_Exercise description_.
Count how many lines hold the word "ingredients" and give that number as the whole answer.

[Data entries for graphics]
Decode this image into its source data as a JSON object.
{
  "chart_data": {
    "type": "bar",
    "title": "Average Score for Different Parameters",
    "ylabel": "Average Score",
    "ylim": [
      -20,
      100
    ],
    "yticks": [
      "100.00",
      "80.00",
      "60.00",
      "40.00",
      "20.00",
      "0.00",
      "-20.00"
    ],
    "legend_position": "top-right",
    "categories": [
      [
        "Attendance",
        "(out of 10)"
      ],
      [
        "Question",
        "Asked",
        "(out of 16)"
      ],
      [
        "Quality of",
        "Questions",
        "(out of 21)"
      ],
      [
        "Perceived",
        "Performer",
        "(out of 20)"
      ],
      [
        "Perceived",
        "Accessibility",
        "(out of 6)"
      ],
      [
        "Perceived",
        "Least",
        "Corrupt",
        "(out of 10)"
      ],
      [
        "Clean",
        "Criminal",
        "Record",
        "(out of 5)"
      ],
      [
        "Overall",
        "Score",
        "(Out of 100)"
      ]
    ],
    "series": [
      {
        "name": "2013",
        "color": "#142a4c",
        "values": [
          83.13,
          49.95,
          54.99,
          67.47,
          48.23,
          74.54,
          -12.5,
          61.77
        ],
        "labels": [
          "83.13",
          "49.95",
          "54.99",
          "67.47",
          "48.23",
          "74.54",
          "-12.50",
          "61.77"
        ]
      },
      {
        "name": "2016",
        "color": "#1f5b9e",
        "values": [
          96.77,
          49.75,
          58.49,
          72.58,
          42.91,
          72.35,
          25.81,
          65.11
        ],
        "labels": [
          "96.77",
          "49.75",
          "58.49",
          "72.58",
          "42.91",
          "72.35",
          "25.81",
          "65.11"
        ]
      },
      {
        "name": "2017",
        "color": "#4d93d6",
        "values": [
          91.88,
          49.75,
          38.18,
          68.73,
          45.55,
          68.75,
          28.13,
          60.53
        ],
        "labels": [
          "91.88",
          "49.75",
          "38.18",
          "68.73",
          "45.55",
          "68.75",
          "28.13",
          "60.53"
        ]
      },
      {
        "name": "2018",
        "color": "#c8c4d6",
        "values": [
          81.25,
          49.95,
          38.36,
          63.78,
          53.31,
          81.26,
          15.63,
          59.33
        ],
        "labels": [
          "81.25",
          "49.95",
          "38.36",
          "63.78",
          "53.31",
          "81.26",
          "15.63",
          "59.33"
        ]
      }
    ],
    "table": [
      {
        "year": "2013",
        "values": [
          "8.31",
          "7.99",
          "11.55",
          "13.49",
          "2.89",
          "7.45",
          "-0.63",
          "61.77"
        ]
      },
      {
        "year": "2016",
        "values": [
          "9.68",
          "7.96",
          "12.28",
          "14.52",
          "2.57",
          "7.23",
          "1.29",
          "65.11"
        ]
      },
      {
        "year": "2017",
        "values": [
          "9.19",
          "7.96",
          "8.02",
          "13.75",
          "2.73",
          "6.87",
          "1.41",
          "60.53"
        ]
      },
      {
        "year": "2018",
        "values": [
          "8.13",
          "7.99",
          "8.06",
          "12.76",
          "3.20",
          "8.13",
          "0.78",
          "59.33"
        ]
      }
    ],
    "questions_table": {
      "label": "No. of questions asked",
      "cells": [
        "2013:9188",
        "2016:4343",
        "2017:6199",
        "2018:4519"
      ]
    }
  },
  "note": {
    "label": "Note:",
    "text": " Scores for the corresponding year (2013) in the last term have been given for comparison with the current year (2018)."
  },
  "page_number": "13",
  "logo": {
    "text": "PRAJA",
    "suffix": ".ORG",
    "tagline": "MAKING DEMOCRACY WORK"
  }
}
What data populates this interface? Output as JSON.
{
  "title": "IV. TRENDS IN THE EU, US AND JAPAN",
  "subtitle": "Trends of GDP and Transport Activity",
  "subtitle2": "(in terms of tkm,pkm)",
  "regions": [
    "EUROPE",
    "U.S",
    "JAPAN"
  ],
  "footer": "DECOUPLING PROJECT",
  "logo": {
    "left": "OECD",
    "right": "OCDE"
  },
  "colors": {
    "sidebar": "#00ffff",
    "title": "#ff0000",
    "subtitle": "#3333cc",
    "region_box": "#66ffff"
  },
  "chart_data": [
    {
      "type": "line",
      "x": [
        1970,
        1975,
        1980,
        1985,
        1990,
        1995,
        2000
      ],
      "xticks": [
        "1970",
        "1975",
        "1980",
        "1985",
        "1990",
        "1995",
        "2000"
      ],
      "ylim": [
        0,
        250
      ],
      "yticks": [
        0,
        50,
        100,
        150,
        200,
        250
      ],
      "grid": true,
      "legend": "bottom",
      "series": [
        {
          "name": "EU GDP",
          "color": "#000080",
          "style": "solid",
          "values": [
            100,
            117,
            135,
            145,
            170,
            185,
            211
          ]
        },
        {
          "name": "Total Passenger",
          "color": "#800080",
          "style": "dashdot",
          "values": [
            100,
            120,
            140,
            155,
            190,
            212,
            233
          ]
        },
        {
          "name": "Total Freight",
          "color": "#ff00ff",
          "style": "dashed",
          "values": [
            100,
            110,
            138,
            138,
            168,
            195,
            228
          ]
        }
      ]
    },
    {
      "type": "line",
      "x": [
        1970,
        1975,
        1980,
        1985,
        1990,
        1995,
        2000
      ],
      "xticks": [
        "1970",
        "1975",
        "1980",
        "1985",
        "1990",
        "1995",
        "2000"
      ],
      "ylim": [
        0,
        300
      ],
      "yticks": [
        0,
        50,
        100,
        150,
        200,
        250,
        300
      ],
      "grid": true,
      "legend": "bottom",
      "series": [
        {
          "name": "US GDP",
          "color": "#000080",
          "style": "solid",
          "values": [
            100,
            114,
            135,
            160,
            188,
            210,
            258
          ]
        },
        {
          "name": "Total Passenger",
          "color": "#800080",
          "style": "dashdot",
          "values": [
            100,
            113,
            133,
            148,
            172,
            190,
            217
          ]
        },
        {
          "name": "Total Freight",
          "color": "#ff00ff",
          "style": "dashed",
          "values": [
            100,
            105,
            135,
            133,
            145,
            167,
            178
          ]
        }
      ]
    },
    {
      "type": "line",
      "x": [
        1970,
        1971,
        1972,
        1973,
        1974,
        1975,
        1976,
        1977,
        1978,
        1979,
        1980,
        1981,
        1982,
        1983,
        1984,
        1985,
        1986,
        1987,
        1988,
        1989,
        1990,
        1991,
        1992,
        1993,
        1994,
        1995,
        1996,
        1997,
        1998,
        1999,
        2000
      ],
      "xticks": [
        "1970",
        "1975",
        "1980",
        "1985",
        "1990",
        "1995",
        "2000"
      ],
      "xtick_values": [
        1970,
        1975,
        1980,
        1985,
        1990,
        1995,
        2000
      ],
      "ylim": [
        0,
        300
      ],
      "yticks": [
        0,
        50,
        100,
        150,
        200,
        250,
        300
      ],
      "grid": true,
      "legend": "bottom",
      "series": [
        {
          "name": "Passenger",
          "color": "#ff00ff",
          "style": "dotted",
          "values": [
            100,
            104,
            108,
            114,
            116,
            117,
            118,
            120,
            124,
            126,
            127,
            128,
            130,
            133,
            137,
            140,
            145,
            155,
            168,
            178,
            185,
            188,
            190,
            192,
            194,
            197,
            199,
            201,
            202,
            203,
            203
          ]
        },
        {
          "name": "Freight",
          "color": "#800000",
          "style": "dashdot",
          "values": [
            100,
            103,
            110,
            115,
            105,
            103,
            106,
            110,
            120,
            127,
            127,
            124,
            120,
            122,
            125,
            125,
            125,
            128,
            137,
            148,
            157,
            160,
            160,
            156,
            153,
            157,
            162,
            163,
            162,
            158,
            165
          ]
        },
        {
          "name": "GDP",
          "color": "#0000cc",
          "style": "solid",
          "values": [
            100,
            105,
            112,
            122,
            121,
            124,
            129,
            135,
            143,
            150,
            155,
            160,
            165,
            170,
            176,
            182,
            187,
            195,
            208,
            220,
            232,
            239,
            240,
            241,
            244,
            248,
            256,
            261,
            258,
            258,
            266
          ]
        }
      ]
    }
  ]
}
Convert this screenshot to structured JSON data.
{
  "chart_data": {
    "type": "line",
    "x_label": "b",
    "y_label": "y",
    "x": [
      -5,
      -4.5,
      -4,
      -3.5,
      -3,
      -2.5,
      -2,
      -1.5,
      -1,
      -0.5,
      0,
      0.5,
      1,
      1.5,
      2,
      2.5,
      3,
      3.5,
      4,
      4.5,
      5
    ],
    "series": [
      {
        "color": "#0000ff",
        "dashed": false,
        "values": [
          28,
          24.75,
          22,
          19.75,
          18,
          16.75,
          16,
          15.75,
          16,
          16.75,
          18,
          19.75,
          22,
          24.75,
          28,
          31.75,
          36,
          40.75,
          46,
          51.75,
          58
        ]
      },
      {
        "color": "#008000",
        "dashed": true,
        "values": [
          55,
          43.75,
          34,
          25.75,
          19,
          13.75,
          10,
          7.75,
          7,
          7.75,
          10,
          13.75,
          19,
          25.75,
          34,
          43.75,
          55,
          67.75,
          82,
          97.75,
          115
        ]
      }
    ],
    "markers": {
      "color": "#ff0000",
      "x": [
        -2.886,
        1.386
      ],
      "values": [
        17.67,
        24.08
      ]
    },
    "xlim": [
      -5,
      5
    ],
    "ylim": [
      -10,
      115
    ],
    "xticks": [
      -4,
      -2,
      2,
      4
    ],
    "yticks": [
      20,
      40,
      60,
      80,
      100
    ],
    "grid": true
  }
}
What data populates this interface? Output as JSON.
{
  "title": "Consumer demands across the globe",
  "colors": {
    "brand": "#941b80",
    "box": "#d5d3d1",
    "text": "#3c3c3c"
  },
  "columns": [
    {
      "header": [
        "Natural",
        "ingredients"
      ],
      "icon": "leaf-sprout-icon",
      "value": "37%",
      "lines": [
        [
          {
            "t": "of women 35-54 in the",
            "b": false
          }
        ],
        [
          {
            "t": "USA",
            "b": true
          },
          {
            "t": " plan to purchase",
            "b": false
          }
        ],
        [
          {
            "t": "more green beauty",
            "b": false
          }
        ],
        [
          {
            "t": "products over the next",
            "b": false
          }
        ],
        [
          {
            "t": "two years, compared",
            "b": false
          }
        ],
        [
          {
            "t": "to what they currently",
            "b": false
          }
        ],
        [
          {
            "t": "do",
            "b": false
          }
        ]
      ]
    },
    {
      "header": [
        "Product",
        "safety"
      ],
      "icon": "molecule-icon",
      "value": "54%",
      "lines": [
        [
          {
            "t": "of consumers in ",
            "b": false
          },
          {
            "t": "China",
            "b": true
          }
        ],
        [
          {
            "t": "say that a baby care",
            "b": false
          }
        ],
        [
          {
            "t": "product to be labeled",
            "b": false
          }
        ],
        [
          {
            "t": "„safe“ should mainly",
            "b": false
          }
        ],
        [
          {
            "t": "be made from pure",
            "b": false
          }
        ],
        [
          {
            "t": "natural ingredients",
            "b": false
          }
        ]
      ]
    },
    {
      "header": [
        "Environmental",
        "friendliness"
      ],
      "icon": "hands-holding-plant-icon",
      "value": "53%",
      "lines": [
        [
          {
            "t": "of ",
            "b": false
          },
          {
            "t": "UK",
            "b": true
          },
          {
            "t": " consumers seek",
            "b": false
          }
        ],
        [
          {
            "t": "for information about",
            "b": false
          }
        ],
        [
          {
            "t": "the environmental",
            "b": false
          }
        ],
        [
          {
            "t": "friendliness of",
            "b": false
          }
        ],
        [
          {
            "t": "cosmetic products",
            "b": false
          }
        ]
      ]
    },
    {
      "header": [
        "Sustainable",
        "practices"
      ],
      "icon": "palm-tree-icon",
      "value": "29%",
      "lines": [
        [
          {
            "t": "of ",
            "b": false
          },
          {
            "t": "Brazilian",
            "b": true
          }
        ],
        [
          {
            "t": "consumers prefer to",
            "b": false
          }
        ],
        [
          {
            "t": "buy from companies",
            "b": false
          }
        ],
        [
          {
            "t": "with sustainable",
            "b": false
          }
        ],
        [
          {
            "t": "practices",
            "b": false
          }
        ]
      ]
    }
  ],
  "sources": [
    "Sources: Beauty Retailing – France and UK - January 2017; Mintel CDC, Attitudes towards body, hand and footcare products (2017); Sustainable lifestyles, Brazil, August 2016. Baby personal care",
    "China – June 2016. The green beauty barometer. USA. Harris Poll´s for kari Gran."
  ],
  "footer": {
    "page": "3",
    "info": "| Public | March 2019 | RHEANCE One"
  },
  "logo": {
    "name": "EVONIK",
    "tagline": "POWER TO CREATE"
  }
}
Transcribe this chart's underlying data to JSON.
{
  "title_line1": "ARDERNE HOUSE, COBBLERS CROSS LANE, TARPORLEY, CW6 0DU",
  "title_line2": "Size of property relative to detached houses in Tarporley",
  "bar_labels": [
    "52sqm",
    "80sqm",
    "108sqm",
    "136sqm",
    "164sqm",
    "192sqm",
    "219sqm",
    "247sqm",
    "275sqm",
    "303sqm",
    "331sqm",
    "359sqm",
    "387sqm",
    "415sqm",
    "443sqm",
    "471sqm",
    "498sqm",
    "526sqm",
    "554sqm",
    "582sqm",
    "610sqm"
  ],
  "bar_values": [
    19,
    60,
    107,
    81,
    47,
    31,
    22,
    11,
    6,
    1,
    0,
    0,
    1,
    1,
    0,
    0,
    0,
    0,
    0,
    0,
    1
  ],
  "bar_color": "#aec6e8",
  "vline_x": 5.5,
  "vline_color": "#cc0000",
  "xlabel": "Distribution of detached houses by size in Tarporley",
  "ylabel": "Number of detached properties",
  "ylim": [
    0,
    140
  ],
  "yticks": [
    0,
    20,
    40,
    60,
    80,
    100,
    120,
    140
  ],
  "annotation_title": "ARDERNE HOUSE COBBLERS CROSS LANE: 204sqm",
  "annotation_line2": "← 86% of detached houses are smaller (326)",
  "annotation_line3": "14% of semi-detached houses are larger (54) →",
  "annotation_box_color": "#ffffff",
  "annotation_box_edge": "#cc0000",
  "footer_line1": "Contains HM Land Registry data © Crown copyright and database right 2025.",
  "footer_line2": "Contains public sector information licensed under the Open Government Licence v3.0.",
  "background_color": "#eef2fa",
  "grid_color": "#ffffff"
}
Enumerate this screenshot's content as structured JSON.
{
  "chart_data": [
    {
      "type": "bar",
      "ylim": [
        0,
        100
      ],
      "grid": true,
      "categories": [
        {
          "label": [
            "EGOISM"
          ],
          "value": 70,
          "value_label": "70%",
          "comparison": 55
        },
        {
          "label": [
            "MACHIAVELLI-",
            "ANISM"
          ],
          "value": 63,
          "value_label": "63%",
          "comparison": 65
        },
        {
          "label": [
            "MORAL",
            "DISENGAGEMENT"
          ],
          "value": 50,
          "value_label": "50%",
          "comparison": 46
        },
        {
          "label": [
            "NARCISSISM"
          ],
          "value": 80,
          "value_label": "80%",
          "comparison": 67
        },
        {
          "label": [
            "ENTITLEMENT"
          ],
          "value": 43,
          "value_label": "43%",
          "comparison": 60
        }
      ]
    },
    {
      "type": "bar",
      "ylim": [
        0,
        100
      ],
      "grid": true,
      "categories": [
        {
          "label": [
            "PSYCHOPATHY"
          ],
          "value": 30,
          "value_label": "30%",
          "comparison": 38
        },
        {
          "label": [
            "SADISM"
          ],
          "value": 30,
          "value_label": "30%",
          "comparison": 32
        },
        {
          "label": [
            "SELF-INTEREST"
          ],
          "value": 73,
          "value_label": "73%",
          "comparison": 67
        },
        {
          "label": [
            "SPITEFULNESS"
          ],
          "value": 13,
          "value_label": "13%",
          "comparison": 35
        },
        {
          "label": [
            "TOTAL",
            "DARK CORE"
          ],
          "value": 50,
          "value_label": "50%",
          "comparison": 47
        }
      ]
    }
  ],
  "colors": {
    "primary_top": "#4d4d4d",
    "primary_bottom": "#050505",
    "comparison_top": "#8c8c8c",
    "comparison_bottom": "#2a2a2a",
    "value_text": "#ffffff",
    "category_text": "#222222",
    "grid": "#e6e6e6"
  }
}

_Expected output_.
2